DATA SECTION -

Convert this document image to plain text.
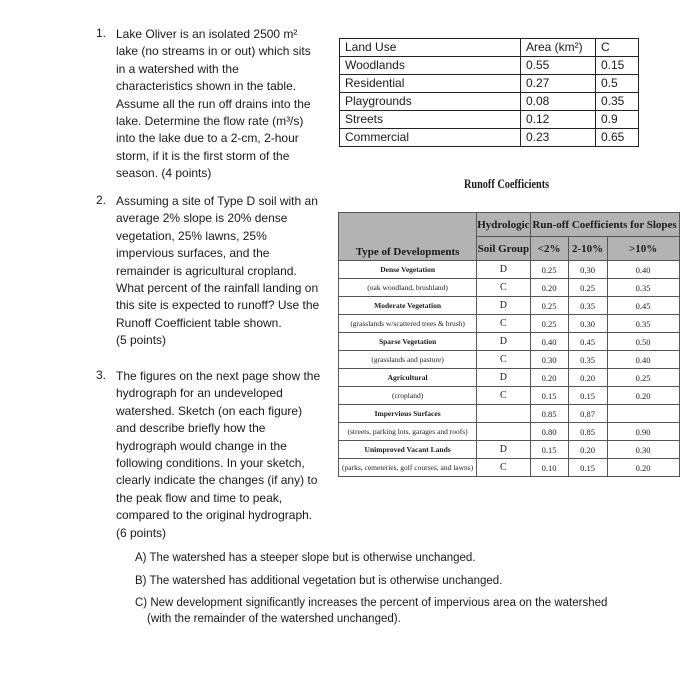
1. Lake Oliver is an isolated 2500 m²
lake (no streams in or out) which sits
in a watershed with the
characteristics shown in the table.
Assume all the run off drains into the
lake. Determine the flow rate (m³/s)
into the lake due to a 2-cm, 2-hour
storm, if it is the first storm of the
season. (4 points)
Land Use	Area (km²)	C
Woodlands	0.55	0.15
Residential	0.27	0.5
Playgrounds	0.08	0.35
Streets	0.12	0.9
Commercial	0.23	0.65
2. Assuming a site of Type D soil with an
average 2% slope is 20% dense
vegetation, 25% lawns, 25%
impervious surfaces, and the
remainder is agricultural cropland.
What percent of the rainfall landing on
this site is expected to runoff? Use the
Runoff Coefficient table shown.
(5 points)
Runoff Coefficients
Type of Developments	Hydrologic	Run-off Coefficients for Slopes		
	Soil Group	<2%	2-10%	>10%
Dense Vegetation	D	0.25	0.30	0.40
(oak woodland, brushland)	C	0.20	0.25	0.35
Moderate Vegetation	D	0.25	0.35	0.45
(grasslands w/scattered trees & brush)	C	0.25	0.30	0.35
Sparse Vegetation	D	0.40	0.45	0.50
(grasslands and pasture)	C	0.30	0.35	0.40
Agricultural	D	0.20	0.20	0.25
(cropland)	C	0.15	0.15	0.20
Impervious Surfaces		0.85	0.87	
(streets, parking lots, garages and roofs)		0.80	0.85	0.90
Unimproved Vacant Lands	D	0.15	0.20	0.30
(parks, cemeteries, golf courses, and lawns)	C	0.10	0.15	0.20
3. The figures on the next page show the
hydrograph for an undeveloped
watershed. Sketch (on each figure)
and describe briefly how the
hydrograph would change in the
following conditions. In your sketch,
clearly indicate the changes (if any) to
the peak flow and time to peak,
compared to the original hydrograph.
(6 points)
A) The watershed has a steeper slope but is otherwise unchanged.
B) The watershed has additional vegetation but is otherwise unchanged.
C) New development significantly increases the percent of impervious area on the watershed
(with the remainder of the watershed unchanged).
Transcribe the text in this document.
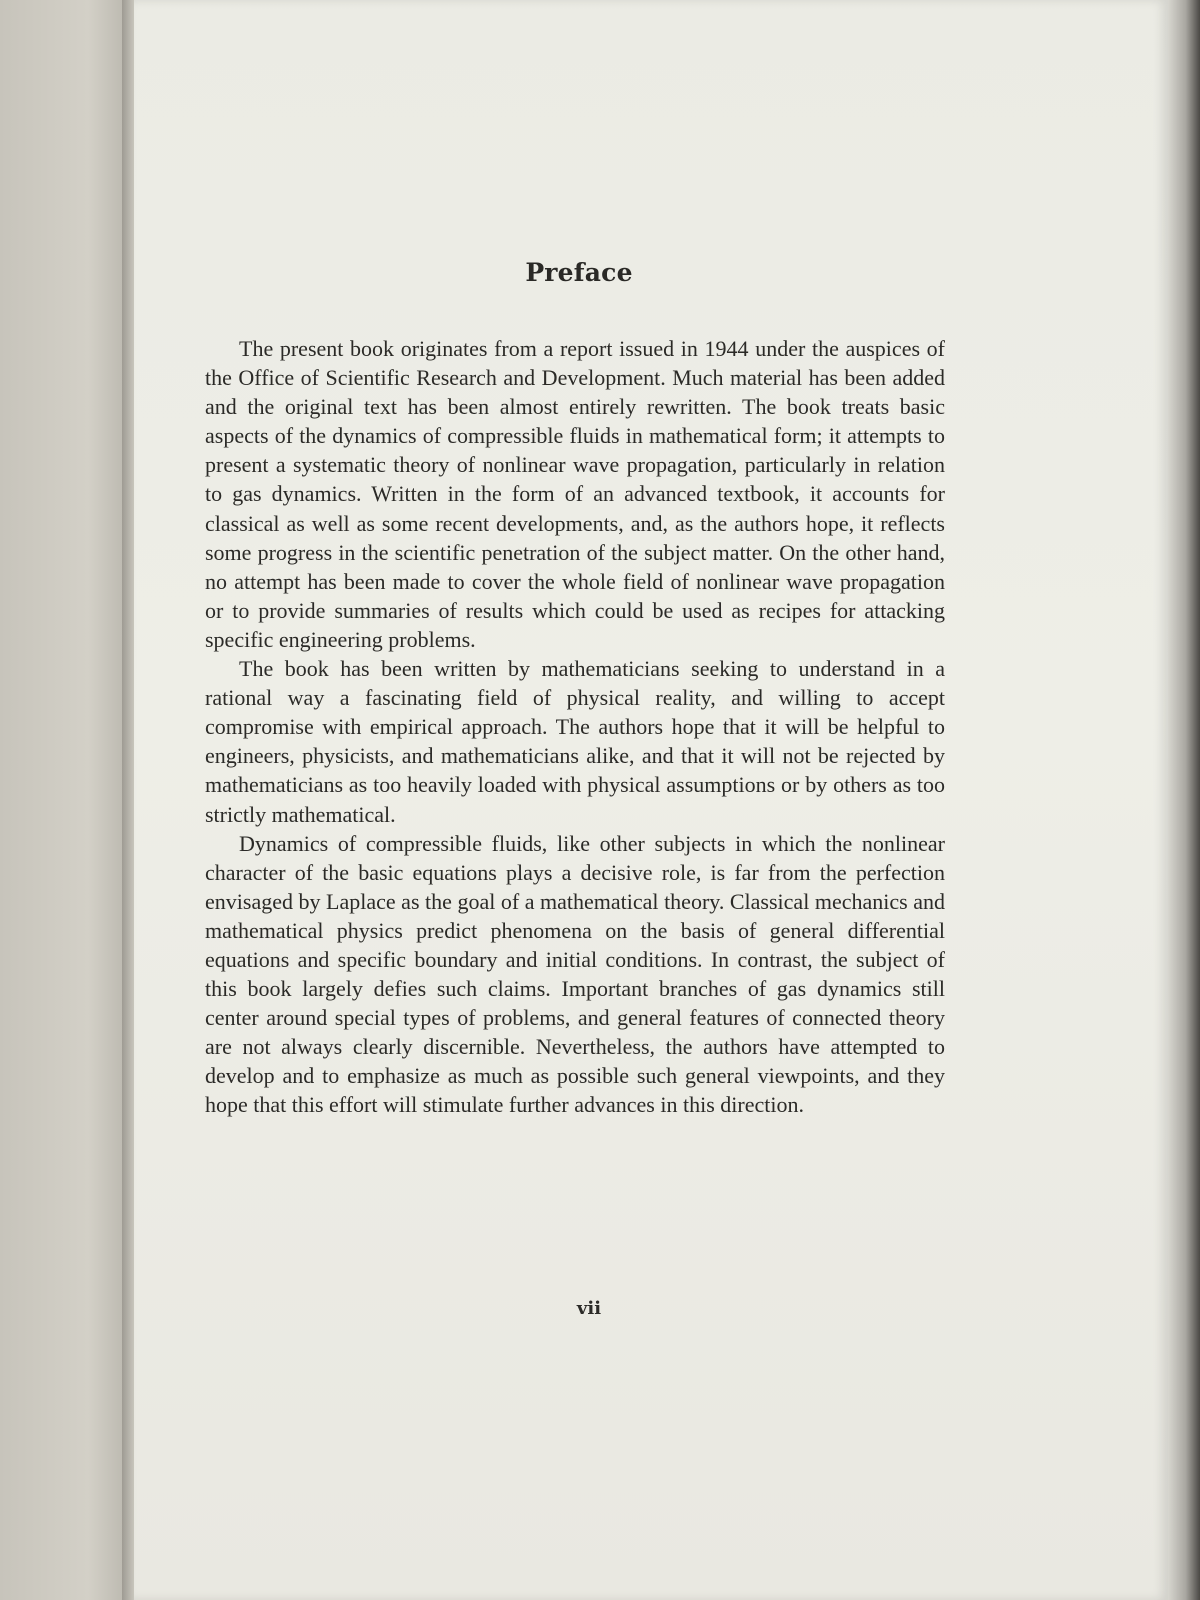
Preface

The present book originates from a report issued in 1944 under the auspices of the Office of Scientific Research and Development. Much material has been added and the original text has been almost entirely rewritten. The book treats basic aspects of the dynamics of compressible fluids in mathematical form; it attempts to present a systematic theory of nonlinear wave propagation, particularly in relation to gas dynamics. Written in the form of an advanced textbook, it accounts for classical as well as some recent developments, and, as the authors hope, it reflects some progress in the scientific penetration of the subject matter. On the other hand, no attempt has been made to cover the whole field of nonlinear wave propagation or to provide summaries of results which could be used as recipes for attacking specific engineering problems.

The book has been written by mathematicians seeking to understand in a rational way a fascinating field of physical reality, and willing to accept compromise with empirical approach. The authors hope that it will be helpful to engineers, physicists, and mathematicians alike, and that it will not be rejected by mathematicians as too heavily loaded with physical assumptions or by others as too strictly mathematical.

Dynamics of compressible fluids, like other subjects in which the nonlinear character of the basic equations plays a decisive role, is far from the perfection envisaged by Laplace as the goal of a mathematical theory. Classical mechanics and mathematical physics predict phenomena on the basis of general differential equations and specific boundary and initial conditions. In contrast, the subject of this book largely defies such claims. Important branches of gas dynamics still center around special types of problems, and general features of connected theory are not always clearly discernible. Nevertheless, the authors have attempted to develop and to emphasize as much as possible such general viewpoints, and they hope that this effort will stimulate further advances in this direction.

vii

TASK -
A line counts if it holds the word "otherwise". How many lines of the entries count? Give the number only.

WRITTEN SOLUTION -
2